**ZIELE**
- A) Welchen Boost-Takt erreicht asdwin248 laut dem Auszug zum Übertakten der Gigabyte GTX 970 G1 Gaming mit +80 Core Clock im Afterburner?
- B) Gib aus dem Auszug zum Übertakten der Gigabyte GTX 970 G1 Gaming den Abschnitt von „Ich habe bereits“ bis „(14. November 2014)“ wortgetreu wieder.

**BEREITGESTELLTER AUSZUG**
►

Gamestable ohne Overvolting <-> Gamestable mit Overvolting


----------



## Crush4r (12. November 2014)

*AW: Gigabyte GTX 970 G1 Gaming übertakten*

da keiner antwortet: k.a ob jemand schon so einen test gemacht hat @d_ti


----------



## SureNot (13. November 2014)

*AW: Gigabyte GTX 970 G1 Gaming übertakten*

Ich habe bereits auf Seite 13 geschrieben das es ohne Spannungserhöhung subjektiv stabiler läuft und das ich vermute das die Schwankungen in der GPU Spannung für Instabilitäten sorgen. Mit dem EVGA K-Boost tool soll man ja die Spannung "fixieren" können, aber das habe ich noch nicht versucht (und eigentlich auch nicht vor, weil ich ohne Spannungserhöhung spiele).


----------



## asdwin248 (14. November 2014)

*AW: Gigabyte GTX 970 G1 Gaming übertakten*

So hier wurde ja häufiger gefragt was man ohne Spannungserhöhung hinbekommt. Ich habe jetzt mal getestet und zwar anhand von Schatten von Mordor mit Ultra texturen in 1080p.Um wirklich ohne Absturz spielen zu können kann ich per Afterburner +80 Core clock geben dann ist ende. Das ganze resultiert bei mir dann in einem boost clock von genau 1434 MHZ.

Gruß 

Alex


----------



## SureNot (15. November 2014)

*AW: Gigabyte GTX 970 G1 Gaming übertakten*

Jetzt nach ein paar Wochen würde ich auch sagen das etwa 1450 MHz das Maximum ist bei dem die Spiele 100% stabil laufen. Bei 1450 MHz gibt es keine Taktschwankungen und es liegt jederzeit eine konstante Spannung an, was sich vermutlich positiv auf die Stabilität auswirkt. Mit einer Spannungserhöhung springt der Takt hoch & runter und ich vermute wenn die Spannung nicht schnell genug mitregelt gibt es einen crash.

◄

**BEREITGESTELLTES MATERIAL**
►

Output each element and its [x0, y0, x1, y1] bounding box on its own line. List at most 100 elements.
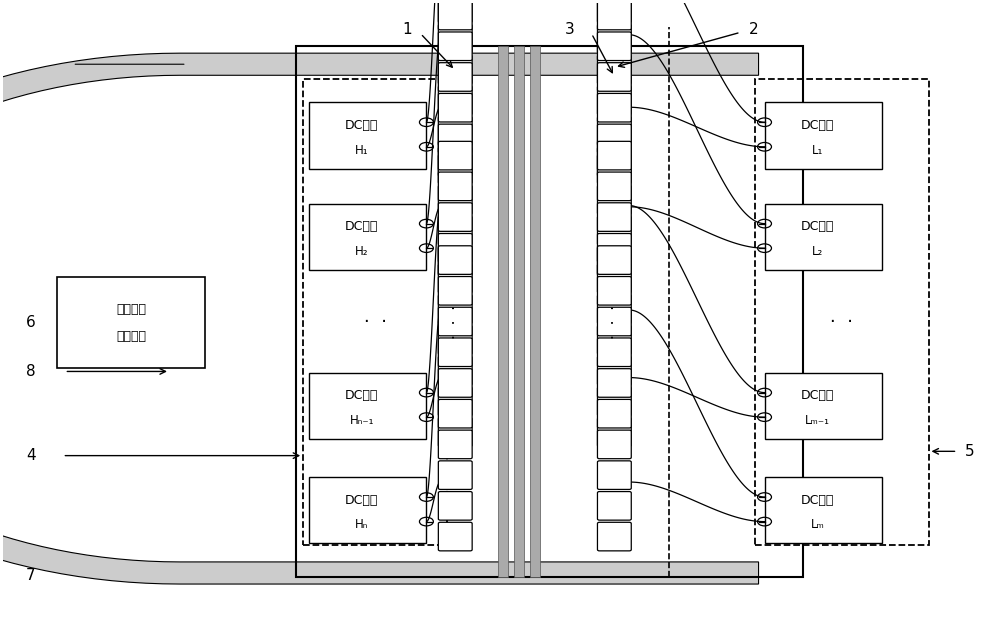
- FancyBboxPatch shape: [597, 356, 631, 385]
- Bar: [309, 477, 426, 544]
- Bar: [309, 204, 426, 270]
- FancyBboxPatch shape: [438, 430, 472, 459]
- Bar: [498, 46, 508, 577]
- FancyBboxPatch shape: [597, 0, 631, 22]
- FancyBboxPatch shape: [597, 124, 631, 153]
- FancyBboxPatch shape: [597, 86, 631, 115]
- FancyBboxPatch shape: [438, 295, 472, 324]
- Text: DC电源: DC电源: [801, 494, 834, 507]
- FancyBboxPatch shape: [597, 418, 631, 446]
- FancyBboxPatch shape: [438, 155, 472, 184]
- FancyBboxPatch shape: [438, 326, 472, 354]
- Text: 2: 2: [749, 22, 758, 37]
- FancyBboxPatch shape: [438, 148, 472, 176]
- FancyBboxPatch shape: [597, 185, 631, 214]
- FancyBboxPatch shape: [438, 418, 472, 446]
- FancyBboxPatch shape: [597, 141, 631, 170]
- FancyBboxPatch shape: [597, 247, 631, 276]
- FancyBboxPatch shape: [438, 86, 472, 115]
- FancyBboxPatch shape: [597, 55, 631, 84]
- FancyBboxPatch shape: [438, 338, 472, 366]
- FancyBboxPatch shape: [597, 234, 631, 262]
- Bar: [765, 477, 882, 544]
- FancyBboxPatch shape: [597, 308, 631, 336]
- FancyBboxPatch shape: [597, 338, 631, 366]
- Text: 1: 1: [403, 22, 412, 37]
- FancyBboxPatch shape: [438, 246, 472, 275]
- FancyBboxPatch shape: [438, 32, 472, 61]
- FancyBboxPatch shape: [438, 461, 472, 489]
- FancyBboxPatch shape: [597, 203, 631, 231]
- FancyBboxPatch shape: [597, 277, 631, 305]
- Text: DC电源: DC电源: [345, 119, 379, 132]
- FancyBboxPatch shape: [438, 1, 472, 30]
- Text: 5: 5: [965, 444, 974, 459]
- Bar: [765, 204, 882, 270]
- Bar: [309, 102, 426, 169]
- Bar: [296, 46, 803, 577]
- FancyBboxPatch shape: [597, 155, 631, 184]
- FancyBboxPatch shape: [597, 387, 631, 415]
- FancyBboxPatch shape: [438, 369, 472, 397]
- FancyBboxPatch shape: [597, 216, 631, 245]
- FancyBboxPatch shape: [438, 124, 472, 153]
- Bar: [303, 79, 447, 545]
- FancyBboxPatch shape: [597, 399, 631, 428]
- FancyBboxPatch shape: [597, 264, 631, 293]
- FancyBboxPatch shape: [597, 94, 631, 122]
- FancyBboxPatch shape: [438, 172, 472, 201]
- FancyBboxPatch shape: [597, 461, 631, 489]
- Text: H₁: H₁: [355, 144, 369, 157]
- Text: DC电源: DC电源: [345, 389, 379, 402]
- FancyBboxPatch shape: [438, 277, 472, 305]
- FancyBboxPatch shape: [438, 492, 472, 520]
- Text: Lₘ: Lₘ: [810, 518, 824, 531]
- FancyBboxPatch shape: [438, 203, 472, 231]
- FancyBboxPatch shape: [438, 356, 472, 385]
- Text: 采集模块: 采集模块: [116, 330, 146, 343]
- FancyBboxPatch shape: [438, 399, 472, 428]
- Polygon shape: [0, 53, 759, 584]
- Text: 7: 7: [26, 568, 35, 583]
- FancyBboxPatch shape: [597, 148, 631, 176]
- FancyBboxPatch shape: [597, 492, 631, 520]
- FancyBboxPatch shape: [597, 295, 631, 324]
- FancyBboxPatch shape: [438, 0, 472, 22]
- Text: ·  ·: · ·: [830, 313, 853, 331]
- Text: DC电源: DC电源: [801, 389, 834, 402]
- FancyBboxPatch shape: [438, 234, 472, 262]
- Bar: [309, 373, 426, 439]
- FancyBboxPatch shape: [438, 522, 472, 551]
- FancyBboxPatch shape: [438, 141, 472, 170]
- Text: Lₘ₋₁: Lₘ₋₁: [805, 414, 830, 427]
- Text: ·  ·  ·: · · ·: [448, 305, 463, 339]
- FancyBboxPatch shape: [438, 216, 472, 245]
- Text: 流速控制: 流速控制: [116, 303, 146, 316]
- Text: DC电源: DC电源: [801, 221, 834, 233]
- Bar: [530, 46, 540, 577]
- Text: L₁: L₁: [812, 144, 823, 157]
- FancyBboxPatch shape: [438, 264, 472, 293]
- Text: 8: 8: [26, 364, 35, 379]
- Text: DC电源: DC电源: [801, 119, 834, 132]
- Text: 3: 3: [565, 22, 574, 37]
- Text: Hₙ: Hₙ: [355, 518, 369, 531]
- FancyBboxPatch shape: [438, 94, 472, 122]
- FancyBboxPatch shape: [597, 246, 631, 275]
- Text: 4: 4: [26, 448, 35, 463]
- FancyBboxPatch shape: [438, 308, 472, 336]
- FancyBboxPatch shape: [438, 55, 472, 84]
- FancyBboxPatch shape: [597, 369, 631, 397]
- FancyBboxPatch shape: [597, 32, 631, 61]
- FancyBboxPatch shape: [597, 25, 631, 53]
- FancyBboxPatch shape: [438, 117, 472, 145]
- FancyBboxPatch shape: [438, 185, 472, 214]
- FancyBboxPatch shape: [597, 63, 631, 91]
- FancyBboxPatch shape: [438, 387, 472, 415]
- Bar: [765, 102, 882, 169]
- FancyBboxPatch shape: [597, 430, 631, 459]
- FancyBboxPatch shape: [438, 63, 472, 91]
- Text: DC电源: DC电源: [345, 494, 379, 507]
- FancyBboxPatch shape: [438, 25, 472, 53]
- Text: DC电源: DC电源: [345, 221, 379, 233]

◄

**LÖSUNGEN NACHEINANDER**
- A) Genau 1434 MHz.

- B)
Ich habe bereits auf Seite 13 geschrieben das es ohne Spannungserhöhung subjektiv stabiler läuft und das ich vermute das die Schwankungen in der GPU Spannung für Instabilitäten sorgen. Mit dem EVGA K-Boost tool soll man ja die Spannung "fixieren" können, aber das habe ich noch nicht versucht (und eigentlich auch nicht vor, weil ich ohne Spannungserhöhung spiele).


----------



## asdwin248 (14. November 2014)